Extracted records
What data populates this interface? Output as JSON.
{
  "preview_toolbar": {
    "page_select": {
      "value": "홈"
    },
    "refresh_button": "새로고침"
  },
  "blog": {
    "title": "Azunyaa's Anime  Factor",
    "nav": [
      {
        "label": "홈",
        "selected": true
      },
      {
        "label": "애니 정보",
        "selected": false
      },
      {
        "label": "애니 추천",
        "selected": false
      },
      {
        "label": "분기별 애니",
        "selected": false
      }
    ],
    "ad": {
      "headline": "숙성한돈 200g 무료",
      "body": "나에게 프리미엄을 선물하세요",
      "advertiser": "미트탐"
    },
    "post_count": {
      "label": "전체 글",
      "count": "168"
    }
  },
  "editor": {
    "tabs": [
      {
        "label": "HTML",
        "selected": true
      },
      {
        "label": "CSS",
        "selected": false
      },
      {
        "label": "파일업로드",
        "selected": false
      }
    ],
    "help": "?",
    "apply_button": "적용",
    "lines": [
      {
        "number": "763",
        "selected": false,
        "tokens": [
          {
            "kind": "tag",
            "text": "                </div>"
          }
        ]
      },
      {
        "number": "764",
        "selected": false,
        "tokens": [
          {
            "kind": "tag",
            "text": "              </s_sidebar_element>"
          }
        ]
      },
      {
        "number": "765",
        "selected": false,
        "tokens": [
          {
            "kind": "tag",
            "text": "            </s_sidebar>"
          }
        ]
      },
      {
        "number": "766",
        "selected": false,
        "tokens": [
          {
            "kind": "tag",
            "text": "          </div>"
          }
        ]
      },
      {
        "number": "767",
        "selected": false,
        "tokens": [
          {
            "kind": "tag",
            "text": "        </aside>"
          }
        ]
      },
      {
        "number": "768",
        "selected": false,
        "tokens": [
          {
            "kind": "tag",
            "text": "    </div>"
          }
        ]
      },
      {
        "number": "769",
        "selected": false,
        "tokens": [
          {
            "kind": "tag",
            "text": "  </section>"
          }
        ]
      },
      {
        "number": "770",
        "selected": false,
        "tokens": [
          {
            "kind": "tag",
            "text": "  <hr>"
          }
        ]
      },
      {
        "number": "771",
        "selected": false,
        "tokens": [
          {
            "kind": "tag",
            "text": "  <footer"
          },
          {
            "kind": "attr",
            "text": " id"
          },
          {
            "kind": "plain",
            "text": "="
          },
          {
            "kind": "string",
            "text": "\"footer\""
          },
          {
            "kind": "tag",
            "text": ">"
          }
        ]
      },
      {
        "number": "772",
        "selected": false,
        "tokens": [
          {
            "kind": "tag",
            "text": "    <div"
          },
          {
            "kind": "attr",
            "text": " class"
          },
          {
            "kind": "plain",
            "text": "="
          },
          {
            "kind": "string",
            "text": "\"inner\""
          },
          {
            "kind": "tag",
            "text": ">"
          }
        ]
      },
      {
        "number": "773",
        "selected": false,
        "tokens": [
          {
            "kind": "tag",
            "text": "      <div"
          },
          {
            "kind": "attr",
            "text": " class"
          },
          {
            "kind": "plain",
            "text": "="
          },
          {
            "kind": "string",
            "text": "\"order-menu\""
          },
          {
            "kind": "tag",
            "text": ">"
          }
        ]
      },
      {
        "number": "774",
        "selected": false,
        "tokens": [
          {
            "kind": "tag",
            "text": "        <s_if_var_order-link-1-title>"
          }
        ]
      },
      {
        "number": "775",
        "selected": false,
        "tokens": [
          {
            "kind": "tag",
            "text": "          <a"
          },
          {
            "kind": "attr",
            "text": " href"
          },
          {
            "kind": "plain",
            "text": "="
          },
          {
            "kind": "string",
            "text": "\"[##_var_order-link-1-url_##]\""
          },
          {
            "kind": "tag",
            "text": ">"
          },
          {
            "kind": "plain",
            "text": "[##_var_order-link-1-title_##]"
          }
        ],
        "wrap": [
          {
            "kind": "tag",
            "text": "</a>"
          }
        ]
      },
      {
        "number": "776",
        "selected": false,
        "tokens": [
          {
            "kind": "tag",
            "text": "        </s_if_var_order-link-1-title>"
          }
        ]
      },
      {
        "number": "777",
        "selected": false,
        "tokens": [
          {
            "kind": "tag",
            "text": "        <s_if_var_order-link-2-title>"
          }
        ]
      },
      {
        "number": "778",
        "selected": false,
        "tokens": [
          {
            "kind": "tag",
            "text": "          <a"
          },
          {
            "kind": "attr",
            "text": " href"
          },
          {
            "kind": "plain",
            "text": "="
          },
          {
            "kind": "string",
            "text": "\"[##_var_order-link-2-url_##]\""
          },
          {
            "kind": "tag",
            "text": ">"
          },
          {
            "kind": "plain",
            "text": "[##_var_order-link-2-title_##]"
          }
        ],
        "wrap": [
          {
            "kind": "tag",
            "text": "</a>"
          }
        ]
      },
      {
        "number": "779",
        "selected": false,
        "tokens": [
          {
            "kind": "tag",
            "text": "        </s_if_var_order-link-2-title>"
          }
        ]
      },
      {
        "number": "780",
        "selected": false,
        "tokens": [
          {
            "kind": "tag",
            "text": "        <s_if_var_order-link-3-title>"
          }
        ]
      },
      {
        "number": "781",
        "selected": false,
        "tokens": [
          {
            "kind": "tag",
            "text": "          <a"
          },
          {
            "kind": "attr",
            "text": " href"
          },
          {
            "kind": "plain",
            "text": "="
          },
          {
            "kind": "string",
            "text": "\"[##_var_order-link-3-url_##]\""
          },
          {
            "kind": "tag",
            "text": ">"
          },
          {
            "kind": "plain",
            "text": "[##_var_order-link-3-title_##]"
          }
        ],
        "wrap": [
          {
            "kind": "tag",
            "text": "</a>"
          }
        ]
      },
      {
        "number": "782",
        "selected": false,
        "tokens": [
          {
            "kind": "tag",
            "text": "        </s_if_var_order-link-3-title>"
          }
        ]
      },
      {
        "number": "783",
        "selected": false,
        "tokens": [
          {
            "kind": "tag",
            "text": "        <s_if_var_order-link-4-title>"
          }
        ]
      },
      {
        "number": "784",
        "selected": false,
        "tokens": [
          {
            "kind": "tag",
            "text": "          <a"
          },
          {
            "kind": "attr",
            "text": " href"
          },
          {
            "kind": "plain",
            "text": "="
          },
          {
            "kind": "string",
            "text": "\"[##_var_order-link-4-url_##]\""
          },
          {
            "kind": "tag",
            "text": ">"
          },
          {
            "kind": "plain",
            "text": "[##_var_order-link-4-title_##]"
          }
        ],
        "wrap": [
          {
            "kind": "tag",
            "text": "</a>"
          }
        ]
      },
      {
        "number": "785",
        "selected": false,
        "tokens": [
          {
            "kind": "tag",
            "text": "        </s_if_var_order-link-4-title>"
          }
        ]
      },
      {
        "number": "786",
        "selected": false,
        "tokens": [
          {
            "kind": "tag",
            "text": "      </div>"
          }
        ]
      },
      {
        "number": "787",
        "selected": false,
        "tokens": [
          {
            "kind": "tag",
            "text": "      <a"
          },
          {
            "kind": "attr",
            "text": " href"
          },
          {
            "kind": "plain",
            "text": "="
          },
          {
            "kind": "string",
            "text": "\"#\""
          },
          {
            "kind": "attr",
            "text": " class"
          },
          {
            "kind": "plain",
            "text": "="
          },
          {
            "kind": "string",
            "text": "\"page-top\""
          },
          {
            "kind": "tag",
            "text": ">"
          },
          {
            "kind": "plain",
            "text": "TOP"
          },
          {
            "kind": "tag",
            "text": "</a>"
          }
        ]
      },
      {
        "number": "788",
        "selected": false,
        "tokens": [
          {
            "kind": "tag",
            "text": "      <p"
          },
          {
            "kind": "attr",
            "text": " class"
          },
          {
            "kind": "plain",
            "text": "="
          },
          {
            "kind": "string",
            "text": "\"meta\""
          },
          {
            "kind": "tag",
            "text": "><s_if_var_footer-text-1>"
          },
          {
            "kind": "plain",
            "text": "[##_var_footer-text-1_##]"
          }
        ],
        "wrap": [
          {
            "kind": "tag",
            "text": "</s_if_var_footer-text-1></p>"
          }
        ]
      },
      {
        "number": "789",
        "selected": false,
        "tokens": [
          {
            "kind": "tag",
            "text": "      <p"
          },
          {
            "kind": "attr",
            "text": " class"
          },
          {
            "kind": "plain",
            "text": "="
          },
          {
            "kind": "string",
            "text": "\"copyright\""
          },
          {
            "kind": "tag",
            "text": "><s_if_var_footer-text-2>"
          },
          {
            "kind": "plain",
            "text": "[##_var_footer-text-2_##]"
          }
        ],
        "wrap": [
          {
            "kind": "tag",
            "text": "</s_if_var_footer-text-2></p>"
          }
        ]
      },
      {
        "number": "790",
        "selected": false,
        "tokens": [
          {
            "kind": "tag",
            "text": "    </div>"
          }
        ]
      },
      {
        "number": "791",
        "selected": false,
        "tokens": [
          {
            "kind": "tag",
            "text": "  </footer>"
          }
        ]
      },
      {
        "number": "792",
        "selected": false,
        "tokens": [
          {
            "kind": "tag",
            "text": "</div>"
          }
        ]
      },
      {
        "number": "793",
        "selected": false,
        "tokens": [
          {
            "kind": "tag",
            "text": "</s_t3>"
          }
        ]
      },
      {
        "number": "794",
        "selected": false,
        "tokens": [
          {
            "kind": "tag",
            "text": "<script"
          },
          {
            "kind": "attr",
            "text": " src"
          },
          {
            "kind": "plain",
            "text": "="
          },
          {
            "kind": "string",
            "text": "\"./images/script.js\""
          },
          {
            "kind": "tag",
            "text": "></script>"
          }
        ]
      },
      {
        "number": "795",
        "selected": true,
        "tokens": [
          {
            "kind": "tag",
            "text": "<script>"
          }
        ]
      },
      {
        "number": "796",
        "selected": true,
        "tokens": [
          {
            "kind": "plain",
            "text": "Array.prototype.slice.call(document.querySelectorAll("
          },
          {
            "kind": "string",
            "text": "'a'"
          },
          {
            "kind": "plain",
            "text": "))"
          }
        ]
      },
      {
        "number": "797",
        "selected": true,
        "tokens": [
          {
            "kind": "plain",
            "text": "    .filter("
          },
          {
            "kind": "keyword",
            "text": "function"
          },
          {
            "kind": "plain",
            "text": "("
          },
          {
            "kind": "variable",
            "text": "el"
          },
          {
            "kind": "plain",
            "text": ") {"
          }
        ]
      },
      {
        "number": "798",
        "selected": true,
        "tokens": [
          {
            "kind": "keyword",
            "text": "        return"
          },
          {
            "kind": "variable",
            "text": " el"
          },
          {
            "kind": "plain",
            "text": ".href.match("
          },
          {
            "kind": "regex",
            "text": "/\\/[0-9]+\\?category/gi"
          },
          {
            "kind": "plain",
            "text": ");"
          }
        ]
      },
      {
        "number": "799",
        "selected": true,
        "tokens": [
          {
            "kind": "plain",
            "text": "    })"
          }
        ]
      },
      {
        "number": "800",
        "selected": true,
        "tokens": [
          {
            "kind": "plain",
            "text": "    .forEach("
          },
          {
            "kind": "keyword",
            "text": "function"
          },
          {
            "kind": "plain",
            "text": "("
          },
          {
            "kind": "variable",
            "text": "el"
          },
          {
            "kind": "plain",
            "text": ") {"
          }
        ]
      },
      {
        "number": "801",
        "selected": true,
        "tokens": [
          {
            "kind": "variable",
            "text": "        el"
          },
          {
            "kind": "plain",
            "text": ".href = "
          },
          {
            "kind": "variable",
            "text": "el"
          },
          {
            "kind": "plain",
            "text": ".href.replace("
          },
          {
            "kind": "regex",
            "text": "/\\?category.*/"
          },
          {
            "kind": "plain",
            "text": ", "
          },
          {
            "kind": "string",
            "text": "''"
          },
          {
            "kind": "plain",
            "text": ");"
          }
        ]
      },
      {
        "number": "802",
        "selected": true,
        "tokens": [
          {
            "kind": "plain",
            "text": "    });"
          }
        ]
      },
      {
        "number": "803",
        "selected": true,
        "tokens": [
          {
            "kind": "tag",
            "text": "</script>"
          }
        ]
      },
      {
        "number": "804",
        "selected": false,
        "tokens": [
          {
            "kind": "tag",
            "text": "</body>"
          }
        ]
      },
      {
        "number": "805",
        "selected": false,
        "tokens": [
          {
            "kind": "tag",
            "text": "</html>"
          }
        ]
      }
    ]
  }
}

Your objective
Pull out the lines above in which the word "label" appears.

Expected answer
        "label": "홈",
        "label": "애니 정보",
        "label": "애니 추천",
        "label": "분기별 애니",
      "label": "전체 글",
        "label": "HTML",
        "label": "CSS",
        "label": "파일업로드",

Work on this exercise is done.